- YOUR GOAL
In the entries that follow, how many lines contain the word "January"? Answer with the number only.

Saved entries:
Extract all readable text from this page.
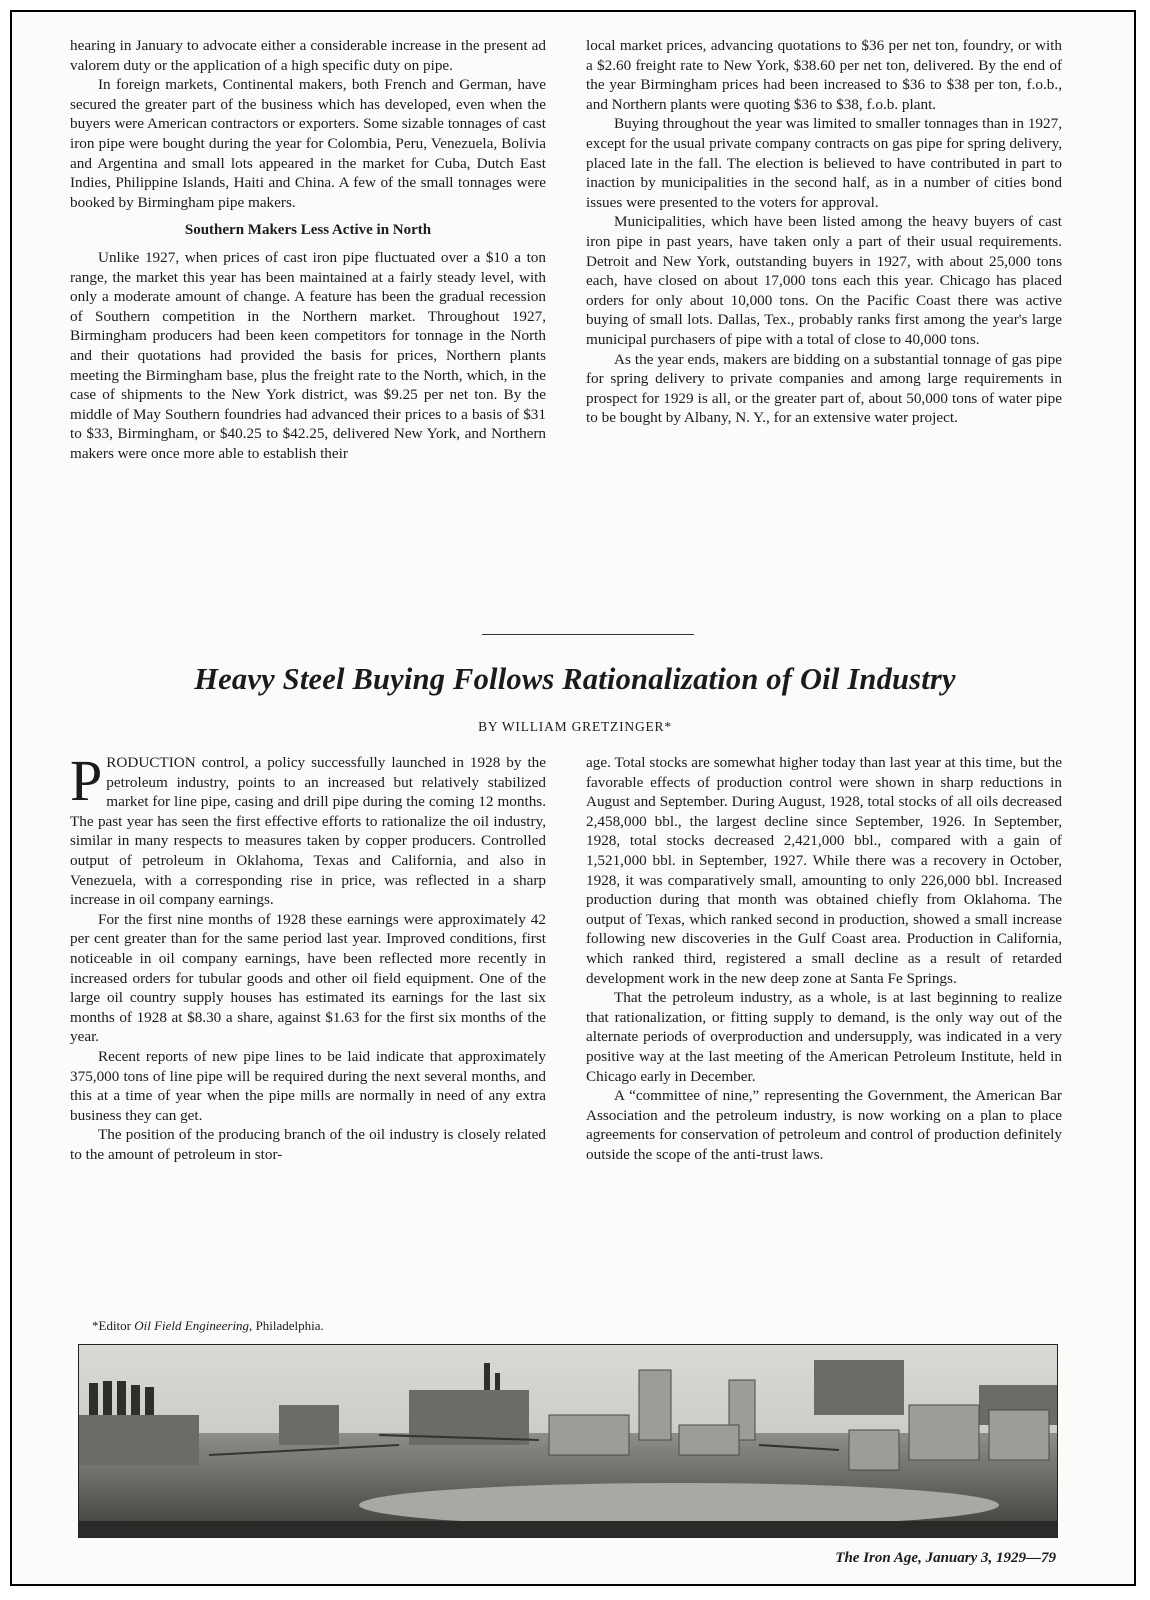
hearing in January to advocate either a considerable increase in the present ad valorem duty or the application of a high specific duty on pipe.

In foreign markets, Continental makers, both French and German, have secured the greater part of the business which has developed, even when the buyers were American contractors or exporters. Some sizable tonnages of cast iron pipe were bought during the year for Colombia, Peru, Venezuela, Bolivia and Argentina and small lots appeared in the market for Cuba, Dutch East Indies, Philippine Islands, Haiti and China. A few of the small tonnages were booked by Birmingham pipe makers.

Southern Makers Less Active in North

Unlike 1927, when prices of cast iron pipe fluctuated over a $10 a ton range, the market this year has been maintained at a fairly steady level, with only a moderate amount of change. A feature has been the gradual recession of Southern competition in the Northern market. Throughout 1927, Birmingham producers had been keen competitors for tonnage in the North and their quotations had provided the basis for prices, Northern plants meeting the Birmingham base, plus the freight rate to the North, which, in the case of shipments to the New York district, was $9.25 per net ton. By the middle of May Southern foundries had advanced their prices to a basis of $31 to $33, Birmingham, or $40.25 to $42.25, delivered New York, and Northern makers were once more able to establish their

local market prices, advancing quotations to $36 per net ton, foundry, or with a $2.60 freight rate to New York, $38.60 per net ton, delivered. By the end of the year Birmingham prices had been increased to $36 to $38 per ton, f.o.b., and Northern plants were quoting $36 to $38, f.o.b. plant.

Buying throughout the year was limited to smaller tonnages than in 1927, except for the usual private company contracts on gas pipe for spring delivery, placed late in the fall. The election is believed to have contributed in part to inaction by municipalities in the second half, as in a number of cities bond issues were presented to the voters for approval.

Municipalities, which have been listed among the heavy buyers of cast iron pipe in past years, have taken only a part of their usual requirements. Detroit and New York, outstanding buyers in 1927, with about 25,000 tons each, have closed on about 17,000 tons each this year. Chicago has placed orders for only about 10,000 tons. On the Pacific Coast there was active buying of small lots. Dallas, Tex., probably ranks first among the year's large municipal purchasers of pipe with a total of close to 40,000 tons.

As the year ends, makers are bidding on a substantial tonnage of gas pipe for spring delivery to private companies and among large requirements in prospect for 1929 is all, or the greater part of, about 50,000 tons of water pipe to be bought by Albany, N. Y., for an extensive water project.

Heavy Steel Buying Follows Rationalization of Oil Industry
BY WILLIAM GRETZINGER*

PRODUCTION control, a policy successfully launched in 1928 by the petroleum industry, points to an increased but relatively stabilized market for line pipe, casing and drill pipe during the coming 12 months. The past year has seen the first effective efforts to rationalize the oil industry, similar in many respects to measures taken by copper producers. Controlled output of petroleum in Oklahoma, Texas and California, and also in Venezuela, with a corresponding rise in price, was reflected in a sharp increase in oil company earnings.

For the first nine months of 1928 these earnings were approximately 42 per cent greater than for the same period last year. Improved conditions, first noticeable in oil company earnings, have been reflected more recently in increased orders for tubular goods and other oil field equipment. One of the large oil country supply houses has estimated its earnings for the last six months of 1928 at $8.30 a share, against $1.63 for the first six months of the year.

Recent reports of new pipe lines to be laid indicate that approximately 375,000 tons of line pipe will be required during the next several months, and this at a time of year when the pipe mills are normally in need of any extra business they can get.

The position of the producing branch of the oil industry is closely related to the amount of petroleum in stor-

age. Total stocks are somewhat higher today than last year at this time, but the favorable effects of production control were shown in sharp reductions in August and September. During August, 1928, total stocks of all oils decreased 2,458,000 bbl., the largest decline since September, 1926. In September, 1928, total stocks decreased 2,421,000 bbl., compared with a gain of 1,521,000 bbl. in September, 1927. While there was a recovery in October, 1928, it was comparatively small, amounting to only 226,000 bbl. Increased production during that month was obtained chiefly from Oklahoma. The output of Texas, which ranked second in production, showed a small increase following new discoveries in the Gulf Coast area. Production in California, which ranked third, registered a small decline as a result of retarded development work in the new deep zone at Santa Fe Springs.

That the petroleum industry, as a whole, is at last beginning to realize that rationalization, or fitting supply to demand, is the only way out of the alternate periods of overproduction and undersupply, was indicated in a very positive way at the last meeting of the American Petroleum Institute, held in Chicago early in December.

A “committee of nine,” representing the Government, the American Bar Association and the petroleum industry, is now working on a plan to place agreements for conservation of petroleum and control of production definitely outside the scope of the anti-trust laws.

*Editor Oil Field Engineering, Philadelphia.
The Iron Age, January 3, 1929—79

- WRITTEN REPLY
2